[Stored data]

— begin —

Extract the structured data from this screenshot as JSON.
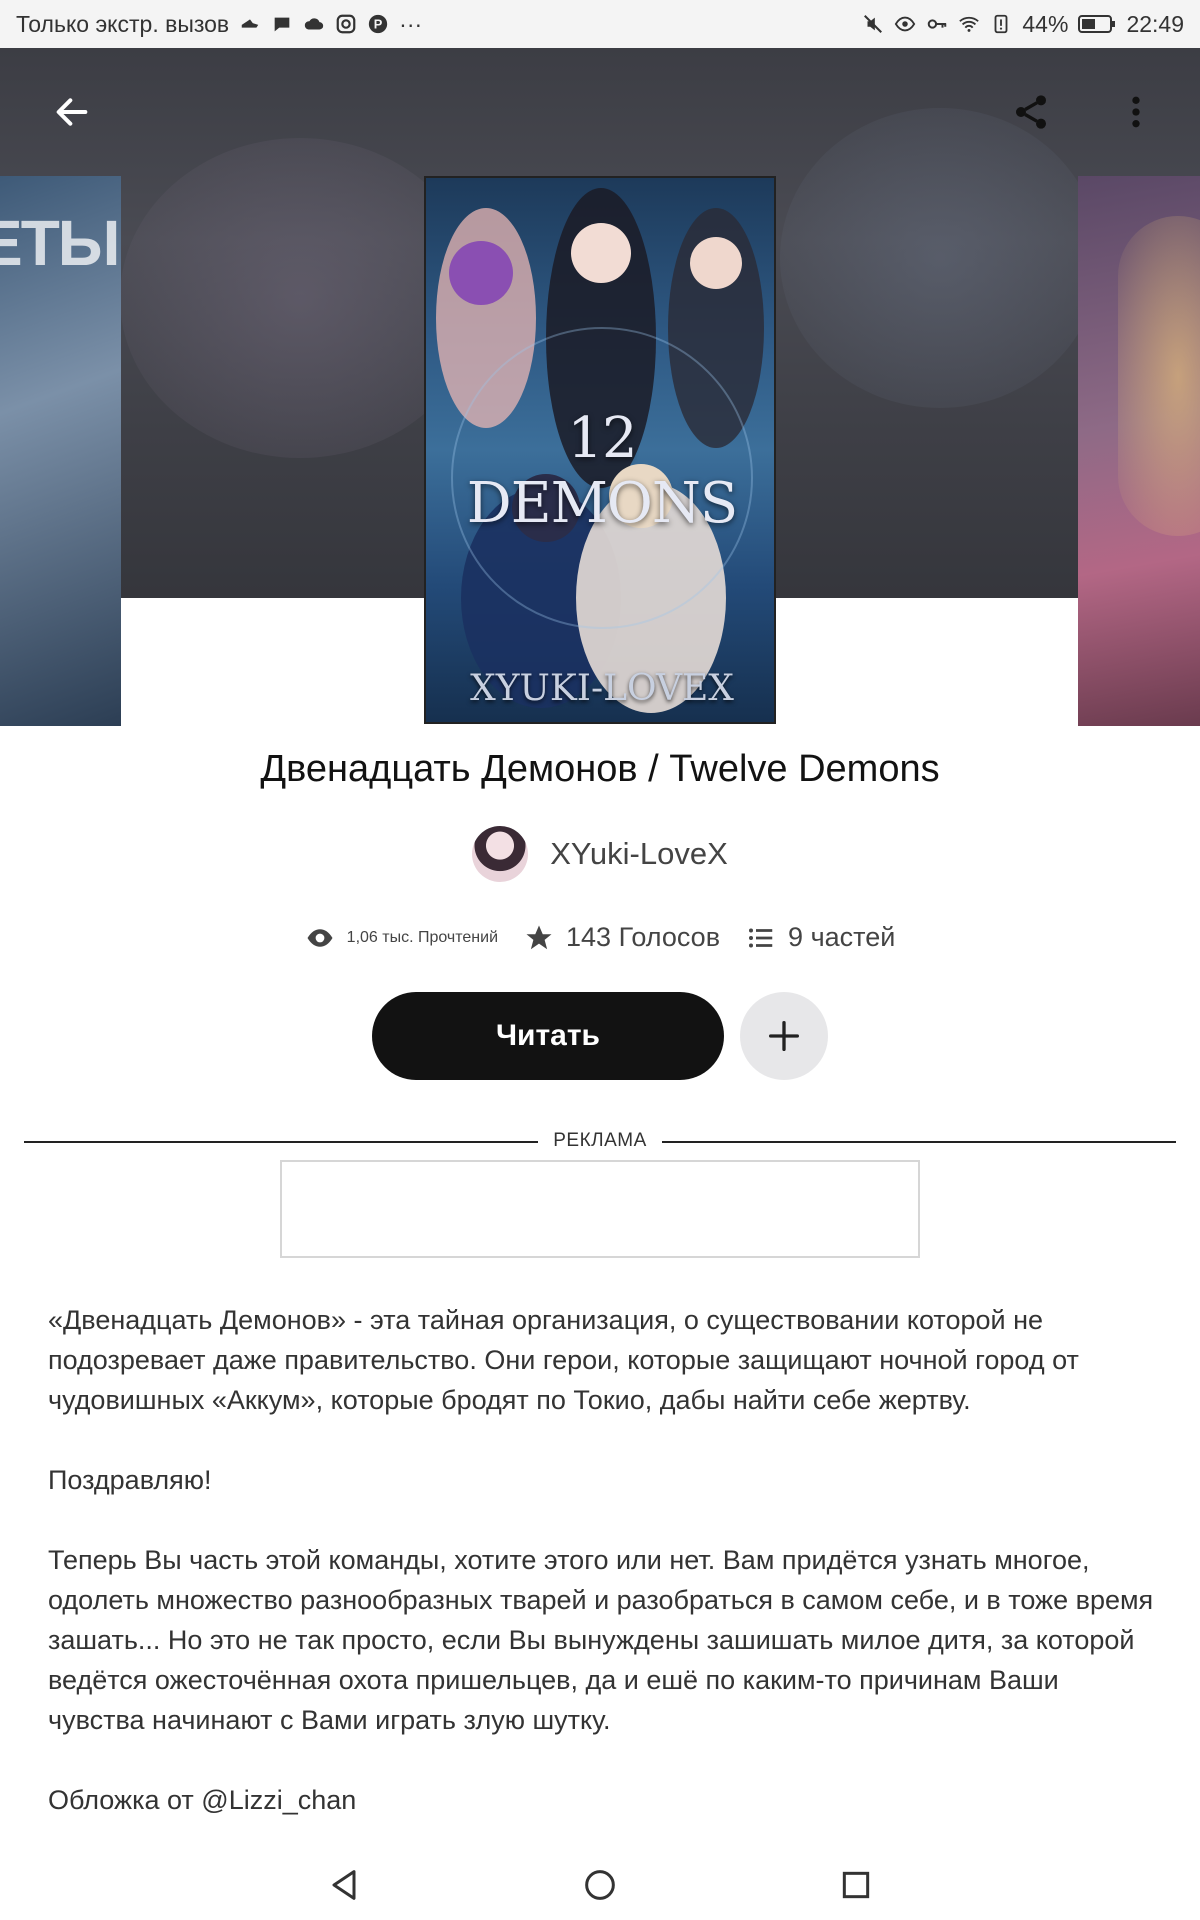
{
  "status_bar": {
    "carrier": "Только экстр. вызов",
    "extra": "···",
    "battery": "44%",
    "time": "22:49"
  },
  "story": {
    "title": "Двенадцать Демонов / Twelve Demons",
    "author": "XYuki-LoveX",
    "cover": {
      "title": "12 DEMONS",
      "author": "XYUKI-LOVEX"
    },
    "side_cover_left_text": "ЕТЫ"
  },
  "stats": {
    "reads": "1,06 тыс. Прочтений",
    "votes": "143 Голосов",
    "parts": "9 частей"
  },
  "actions": {
    "read": "Читать"
  },
  "ad": {
    "label": "РЕКЛАМА"
  },
  "description": [
    "«Двенадцать Демонов» - эта тайная организация, о существовании которой не подозревает даже правительство. Они герои, которые защищают ночной город от чудовишных «Аккум», которые бродят по Токио, дабы найти себе жертву.",
    "Поздравляю!",
    "Теперь Вы часть этой команды, хотите этого или нет. Вам придётся узнать многое, одолеть множество разнообразных тварей и разобраться в самом себе, и в тоже время зашать... Но это не так просто, если Вы вынуждены зашишать милое дитя, за которой ведётся ожесточённая охота пришельцев, да и ешё по каким-то причинам Ваши чувства начинают с Вами играть злую шутку.",
    "Обложка от @Lizzi_chan"
  ],
  "icons": {
    "back": "arrow-left-icon",
    "share": "share-icon",
    "more": "more-vertical-icon",
    "reads": "eye-icon",
    "votes": "star-icon",
    "parts": "list-icon",
    "add": "plus-icon"
  }
}
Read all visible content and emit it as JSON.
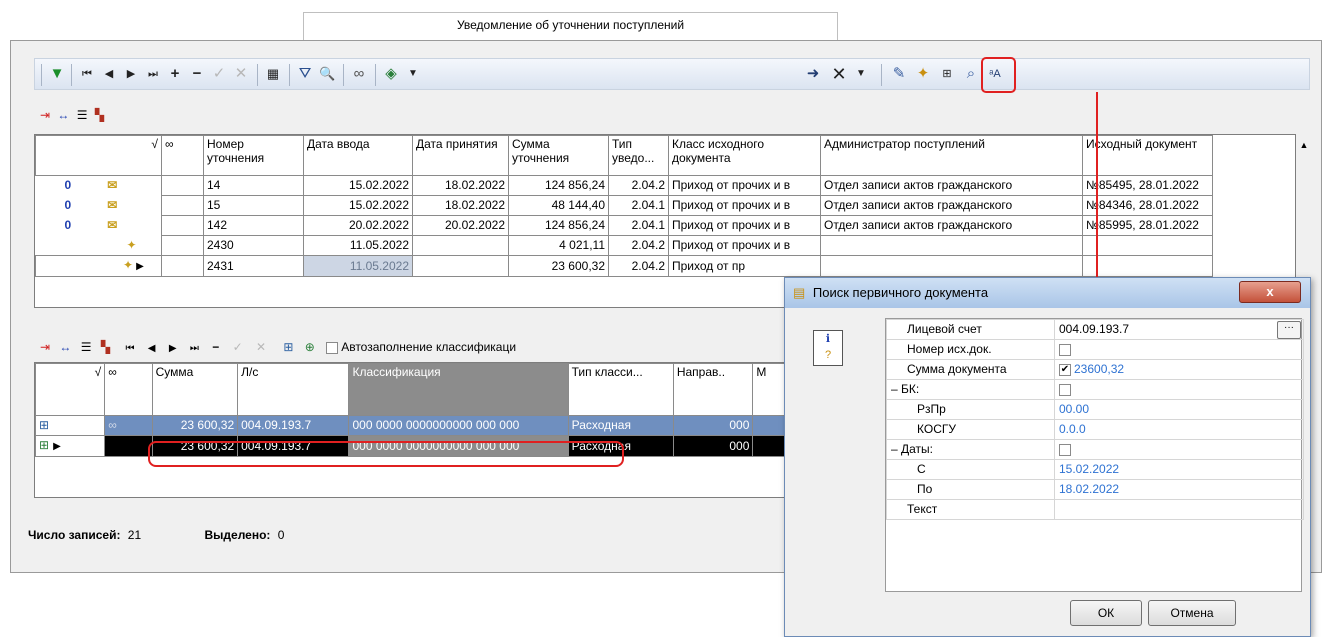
{
  "window": {
    "tab_title": "Уведомление об уточнении поступлений"
  },
  "toolbar2": {
    "autofill_label": "Автозаполнение классификаци"
  },
  "grid1": {
    "headers": [
      "Номер уточнения",
      "Дата ввода",
      "Дата принятия",
      "Сумма уточнения",
      "Тип уведо...",
      "Класс исходного документа",
      "Администратор поступлений",
      "Исходный документ"
    ],
    "rows": [
      {
        "num": "14",
        "date_in": "15.02.2022",
        "date_acc": "18.02.2022",
        "sum": "124 856,24",
        "type": "2.04.2",
        "class": "Приход от прочих и в",
        "admin": "Отдел записи актов гражданского",
        "doc": "№85495, 28.01.2022"
      },
      {
        "num": "15",
        "date_in": "15.02.2022",
        "date_acc": "18.02.2022",
        "sum": "48 144,40",
        "type": "2.04.1",
        "class": "Приход от прочих и в",
        "admin": "Отдел записи актов гражданского",
        "doc": "№84346, 28.01.2022"
      },
      {
        "num": "142",
        "date_in": "20.02.2022",
        "date_acc": "20.02.2022",
        "sum": "124 856,24",
        "type": "2.04.1",
        "class": "Приход от прочих и в",
        "admin": "Отдел записи актов гражданского",
        "doc": "№85995, 28.01.2022"
      },
      {
        "num": "2430",
        "date_in": "11.05.2022",
        "date_acc": "",
        "sum": "4 021,11",
        "type": "2.04.2",
        "class": "Приход от прочих и в",
        "admin": "",
        "doc": ""
      },
      {
        "num": "2431",
        "date_in": "11.05.2022",
        "date_acc": "",
        "sum": "23 600,32",
        "type": "2.04.2",
        "class": "Приход от пр",
        "admin": "",
        "doc": ""
      }
    ]
  },
  "grid2": {
    "headers": [
      "Сумма",
      "Л/с",
      "Классификация",
      "Тип класси...",
      "Направ..",
      "М"
    ],
    "rows": [
      {
        "sum": "23 600,32",
        "ls": "004.09.193.7",
        "class": "000 0000 0000000000 000 000",
        "type": "Расходная",
        "dir": "000"
      },
      {
        "sum": "23 600,32",
        "ls": "004.09.193.7",
        "class": "000 0000 0000000000 000 000",
        "type": "Расходная",
        "dir": "000"
      }
    ]
  },
  "status": {
    "count_label": "Число записей:",
    "count_value": "21",
    "selected_label": "Выделено:",
    "selected_value": "0"
  },
  "dialog": {
    "title": "Поиск первичного документа",
    "close": "x",
    "props": [
      {
        "label": "Лицевой счет",
        "value": "004.09.193.7"
      },
      {
        "label": "Номер исх.док.",
        "value": ""
      },
      {
        "label": "Сумма документа",
        "value": "23600,32"
      },
      {
        "label": "– БК:",
        "value": ""
      },
      {
        "label": "РзПр",
        "value": "00.00"
      },
      {
        "label": "КОСГУ",
        "value": "0.0.0"
      },
      {
        "label": "– Даты:",
        "value": ""
      },
      {
        "label": "С",
        "value": "15.02.2022"
      },
      {
        "label": "По",
        "value": "18.02.2022"
      },
      {
        "label": "Текст",
        "value": ""
      }
    ],
    "ok": "ОК",
    "cancel": "Отмена",
    "ellipsis": "···"
  },
  "colors": {
    "highlight": "#e02020",
    "selected_row": "#6f8fbf",
    "cursor_row": "#000000",
    "link_blue": "#2e72d2"
  }
}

— end —

● **WHAT IS ASKED**
From the entries, report each line that includes the word "JSON".

● **EXERCISE RESULT**
Extract the structured data from this screenshot as JSON.
Read all visible content and emit it as JSON.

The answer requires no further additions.